## [Stated problem]
Your task is to repeat the lines below exactly, excluding any pictures they contain.

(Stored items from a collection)
------------------------------------------------------------------------

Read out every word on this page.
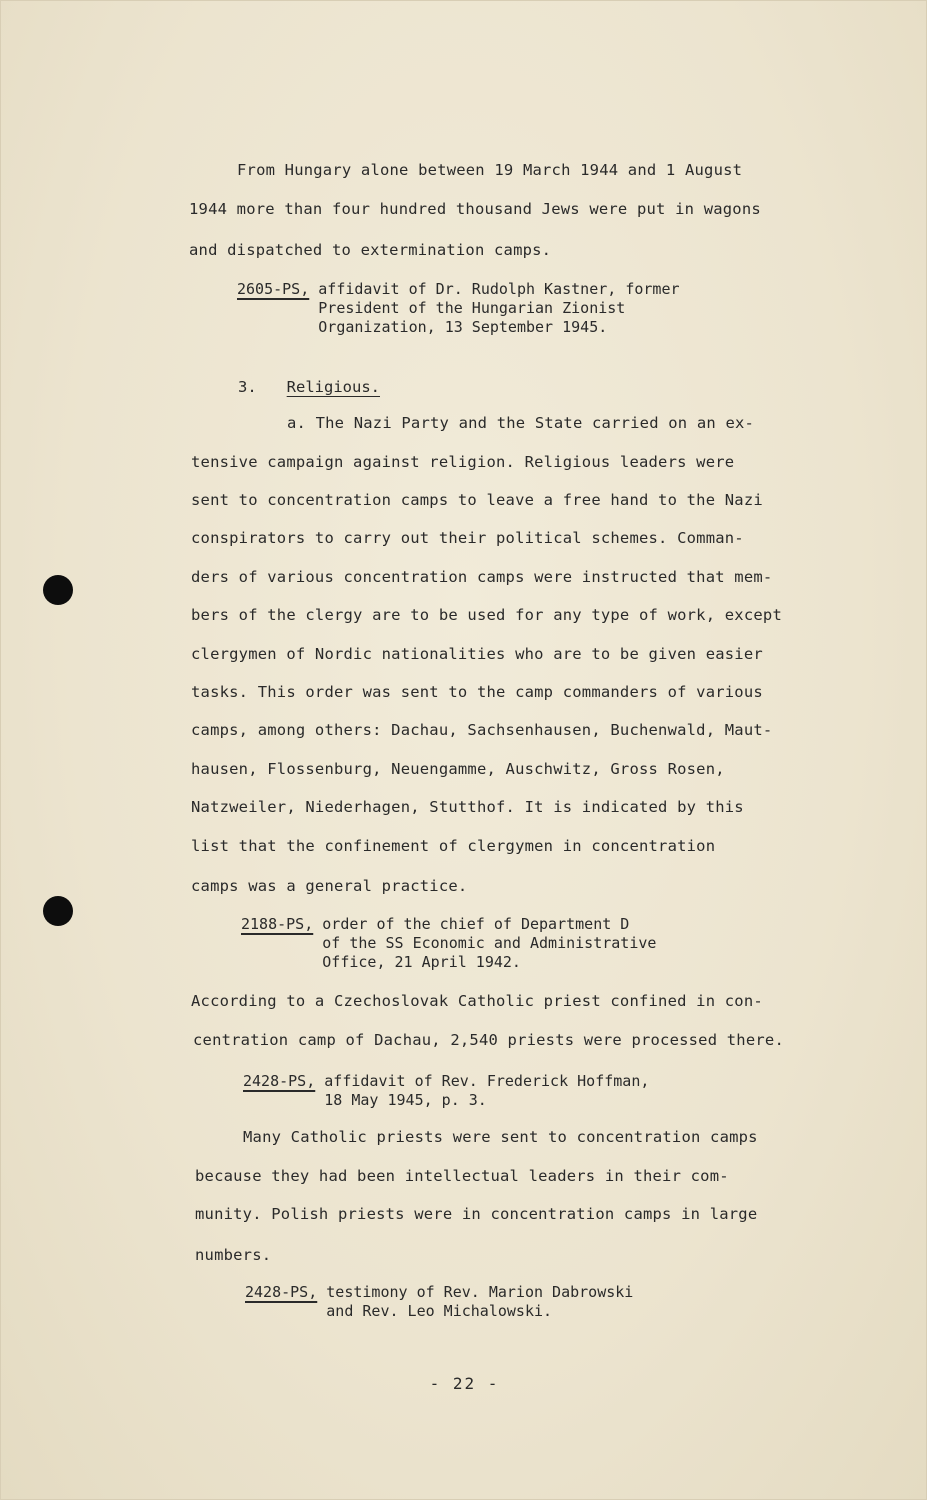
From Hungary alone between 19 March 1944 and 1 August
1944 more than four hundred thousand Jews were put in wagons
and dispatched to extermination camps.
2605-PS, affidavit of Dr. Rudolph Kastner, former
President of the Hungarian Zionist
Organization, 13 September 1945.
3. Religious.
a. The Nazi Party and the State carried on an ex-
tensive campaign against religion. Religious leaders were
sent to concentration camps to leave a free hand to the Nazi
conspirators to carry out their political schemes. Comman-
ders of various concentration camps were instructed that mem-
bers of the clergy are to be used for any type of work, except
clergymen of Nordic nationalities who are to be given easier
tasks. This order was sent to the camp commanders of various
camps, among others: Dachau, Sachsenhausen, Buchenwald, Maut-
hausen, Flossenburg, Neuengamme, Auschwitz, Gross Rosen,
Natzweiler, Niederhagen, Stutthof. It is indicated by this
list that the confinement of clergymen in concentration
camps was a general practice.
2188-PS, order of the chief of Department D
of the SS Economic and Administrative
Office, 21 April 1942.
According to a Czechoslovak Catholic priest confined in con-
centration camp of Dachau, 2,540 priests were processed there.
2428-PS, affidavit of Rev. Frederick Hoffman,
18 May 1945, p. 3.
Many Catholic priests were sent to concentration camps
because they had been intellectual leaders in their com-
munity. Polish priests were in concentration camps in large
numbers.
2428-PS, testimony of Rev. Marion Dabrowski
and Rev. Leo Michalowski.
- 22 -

------------------------------------------------------------------------

## [Full response]
Read out every word on this page.
From Hungary alone between 19 March 1944 and 1 August
1944 more than four hundred thousand Jews were put in wagons
and dispatched to extermination camps.
2605-PS, affidavit of Dr. Rudolph Kastner, former
President of the Hungarian Zionist
Organization, 13 September 1945.
3. Religious.
a. The Nazi Party and the State carried on an ex-
tensive campaign against religion. Religious leaders were
sent to concentration camps to leave a free hand to the Nazi
conspirators to carry out their political schemes. Comman-
ders of various concentration camps were instructed that mem-
bers of the clergy are to be used for any type of work, except
clergymen of Nordic nationalities who are to be given easier
tasks. This order was sent to the camp commanders of various
camps, among others: Dachau, Sachsenhausen, Buchenwald, Maut-
hausen, Flossenburg, Neuengamme, Auschwitz, Gross Rosen,
Natzweiler, Niederhagen, Stutthof. It is indicated by this
list that the confinement of clergymen in concentration
camps was a general practice.
2188-PS, order of the chief of Department D
of the SS Economic and Administrative
Office, 21 April 1942.
According to a Czechoslovak Catholic priest confined in con-
centration camp of Dachau, 2,540 priests were processed there.
2428-PS, affidavit of Rev. Frederick Hoffman,
18 May 1945, p. 3.
Many Catholic priests were sent to concentration camps
because they had been intellectual leaders in their com-
munity. Polish priests were in concentration camps in large
numbers.
2428-PS, testimony of Rev. Marion Dabrowski
and Rev. Leo Michalowski.
- 22 -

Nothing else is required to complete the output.